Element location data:
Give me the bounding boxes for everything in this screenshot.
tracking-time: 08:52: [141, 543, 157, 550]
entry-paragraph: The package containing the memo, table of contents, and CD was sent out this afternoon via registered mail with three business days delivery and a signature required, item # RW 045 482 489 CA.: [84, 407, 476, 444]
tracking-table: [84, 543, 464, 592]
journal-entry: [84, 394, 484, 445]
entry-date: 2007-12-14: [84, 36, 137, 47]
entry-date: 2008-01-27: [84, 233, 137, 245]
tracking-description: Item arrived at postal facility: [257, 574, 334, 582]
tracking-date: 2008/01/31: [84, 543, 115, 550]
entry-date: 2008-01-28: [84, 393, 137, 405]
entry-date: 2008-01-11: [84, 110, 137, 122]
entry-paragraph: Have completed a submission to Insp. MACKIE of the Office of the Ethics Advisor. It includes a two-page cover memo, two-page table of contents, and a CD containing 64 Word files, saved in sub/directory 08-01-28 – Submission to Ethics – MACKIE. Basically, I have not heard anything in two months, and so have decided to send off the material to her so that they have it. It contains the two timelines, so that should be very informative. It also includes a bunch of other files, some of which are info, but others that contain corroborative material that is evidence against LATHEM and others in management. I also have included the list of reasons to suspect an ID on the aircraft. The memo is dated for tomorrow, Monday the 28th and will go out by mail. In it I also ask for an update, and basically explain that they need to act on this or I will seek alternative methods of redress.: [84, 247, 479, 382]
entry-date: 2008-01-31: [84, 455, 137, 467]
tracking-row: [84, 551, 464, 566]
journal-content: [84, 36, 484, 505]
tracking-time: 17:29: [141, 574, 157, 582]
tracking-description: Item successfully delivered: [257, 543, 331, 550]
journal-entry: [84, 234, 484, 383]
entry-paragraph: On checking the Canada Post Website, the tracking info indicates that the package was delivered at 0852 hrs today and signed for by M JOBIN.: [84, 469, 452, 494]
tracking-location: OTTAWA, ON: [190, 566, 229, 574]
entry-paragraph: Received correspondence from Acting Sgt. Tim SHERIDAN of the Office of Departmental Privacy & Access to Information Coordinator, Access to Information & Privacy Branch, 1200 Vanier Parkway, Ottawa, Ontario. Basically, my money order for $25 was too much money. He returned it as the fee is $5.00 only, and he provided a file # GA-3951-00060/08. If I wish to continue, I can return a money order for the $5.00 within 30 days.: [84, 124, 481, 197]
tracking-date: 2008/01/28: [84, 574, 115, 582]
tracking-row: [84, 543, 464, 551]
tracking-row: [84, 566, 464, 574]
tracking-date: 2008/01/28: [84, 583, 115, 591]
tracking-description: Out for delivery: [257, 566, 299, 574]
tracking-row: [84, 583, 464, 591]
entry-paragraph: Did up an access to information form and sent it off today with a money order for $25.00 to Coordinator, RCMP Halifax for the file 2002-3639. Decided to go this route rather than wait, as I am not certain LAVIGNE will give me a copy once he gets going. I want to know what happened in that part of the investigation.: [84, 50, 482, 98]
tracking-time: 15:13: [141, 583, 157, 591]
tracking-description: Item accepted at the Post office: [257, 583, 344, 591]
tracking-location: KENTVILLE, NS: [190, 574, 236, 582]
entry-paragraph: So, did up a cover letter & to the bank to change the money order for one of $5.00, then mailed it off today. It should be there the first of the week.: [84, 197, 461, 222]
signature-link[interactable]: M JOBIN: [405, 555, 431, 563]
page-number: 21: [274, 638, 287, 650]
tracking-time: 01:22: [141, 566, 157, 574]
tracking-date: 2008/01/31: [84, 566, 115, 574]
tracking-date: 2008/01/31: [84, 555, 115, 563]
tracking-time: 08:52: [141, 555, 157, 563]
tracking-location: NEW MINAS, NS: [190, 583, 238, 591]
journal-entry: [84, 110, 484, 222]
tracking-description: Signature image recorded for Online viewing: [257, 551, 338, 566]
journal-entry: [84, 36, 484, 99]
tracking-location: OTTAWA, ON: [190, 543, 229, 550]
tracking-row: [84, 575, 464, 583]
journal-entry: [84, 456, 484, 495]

* **Exercise goal**: Rewrite every line of the material above as a numbered list, skipping any blank lines.

* **Solution**:
1. Give me the bounding boxes for everything in this screenshot.
2. tracking-time: 08:52: [141, 543, 157, 550]
3. entry-paragraph: The package containing the memo, table of contents, and CD was sent out this afternoon via registered mail with three business days delivery and a signature required, item # RW 045 482 489 CA.: [84, 407, 476, 444]
4. tracking-table: [84, 543, 464, 592]
5. journal-entry: [84, 394, 484, 445]
6. entry-date: 2007-12-14: [84, 36, 137, 47]
7. entry-date: 2008-01-27: [84, 233, 137, 245]
8. tracking-description: Item arrived at postal facility: [257, 574, 334, 582]
9. tracking-date: 2008/01/31: [84, 543, 115, 550]
10. entry-date: 2008-01-28: [84, 393, 137, 405]
11. entry-date: 2008-01-11: [84, 110, 137, 122]
12. entry-paragraph: Have completed a submission to Insp. MACKIE of the Office of the Ethics Advisor. It includes a two-page cover memo, two-page table of contents, and a CD containing 64 Word files, saved in sub/directory 08-01-28 – Submission to Ethics – MACKIE. Basically, I have not heard anything in two months, and so have decided to send off the material to her so that they have it. It contains the two timelines, so that should be very informative. It also includes a bunch of other files, some of which are info, but others that contain corroborative material that is evidence against LATHEM and others in management. I also have included the list of reasons to suspect an ID on the aircraft. The memo is dated for tomorrow, Monday the 28th and will go out by mail. In it I also ask for an update, and basically explain that they need to act on this or I will seek alternative methods of redress.: [84, 247, 479, 382]
13. entry-date: 2008-01-31: [84, 455, 137, 467]
14. tracking-row: [84, 551, 464, 566]
15. journal-content: [84, 36, 484, 505]
16. tracking-time: 17:29: [141, 574, 157, 582]
17. tracking-description: Item successfully delivered: [257, 543, 331, 550]
18. journal-entry: [84, 234, 484, 383]
19. entry-paragraph: On checking the Canada Post Website, the tracking info indicates that the package was delivered at 0852 hrs today and signed for by M JOBIN.: [84, 469, 452, 494]
20. tracking-location: OTTAWA, ON: [190, 566, 229, 574]
21. entry-paragraph: Received correspondence from Acting Sgt. Tim SHERIDAN of the Office of Departmental Privacy & Access to Information Coordinator, Access to Information & Privacy Branch, 1200 Vanier Parkway, Ottawa, Ontario. Basically, my money order for $25 was too much money. He returned it as the fee is $5.00 only, and he provided a file # GA-3951-00060/08. If I wish to continue, I can return a money order for the $5.00 within 30 days.: [84, 124, 481, 197]
22. tracking-date: 2008/01/28: [84, 574, 115, 582]
23. tracking-row: [84, 543, 464, 551]
24. tracking-row: [84, 566, 464, 574]
25. tracking-date: 2008/01/28: [84, 583, 115, 591]
26. tracking-description: Out for delivery: [257, 566, 299, 574]
27. tracking-row: [84, 583, 464, 591]
28. entry-paragraph: Did up an access to information form and sent it off today with a money order for $25.00 to Coordinator, RCMP Halifax for the file 2002-3639. Decided to go this route rather than wait, as I am not certain LAVIGNE will give me a copy once he gets going. I want to know what happened in that part of the investigation.: [84, 50, 482, 98]
29. tracking-time: 15:13: [141, 583, 157, 591]
30. tracking-description: Item accepted at the Post office: [257, 583, 344, 591]
31. tracking-location: KENTVILLE, NS: [190, 574, 236, 582]
32. entry-paragraph: So, did up a cover letter & to the bank to change the money order for one of $5.00, then mailed it off today. It should be there the first of the week.: [84, 197, 461, 222]
33. signature-link[interactable]: M JOBIN: [405, 555, 431, 563]
34. page-number: 21: [274, 638, 287, 650]
35. tracking-time: 01:22: [141, 566, 157, 574]
36. tracking-date: 2008/01/31: [84, 566, 115, 574]
37. tracking-date: 2008/01/31: [84, 555, 115, 563]
38. tracking-time: 08:52: [141, 555, 157, 563]
39. tracking-location: NEW MINAS, NS: [190, 583, 238, 591]
40. journal-entry: [84, 110, 484, 222]
41. tracking-description: Signature image recorded for Online viewing: [257, 551, 338, 566]
42. journal-entry: [84, 36, 484, 99]
43. tracking-location: OTTAWA, ON: [190, 543, 229, 550]
44. tracking-row: [84, 575, 464, 583]
45. journal-entry: [84, 456, 484, 495]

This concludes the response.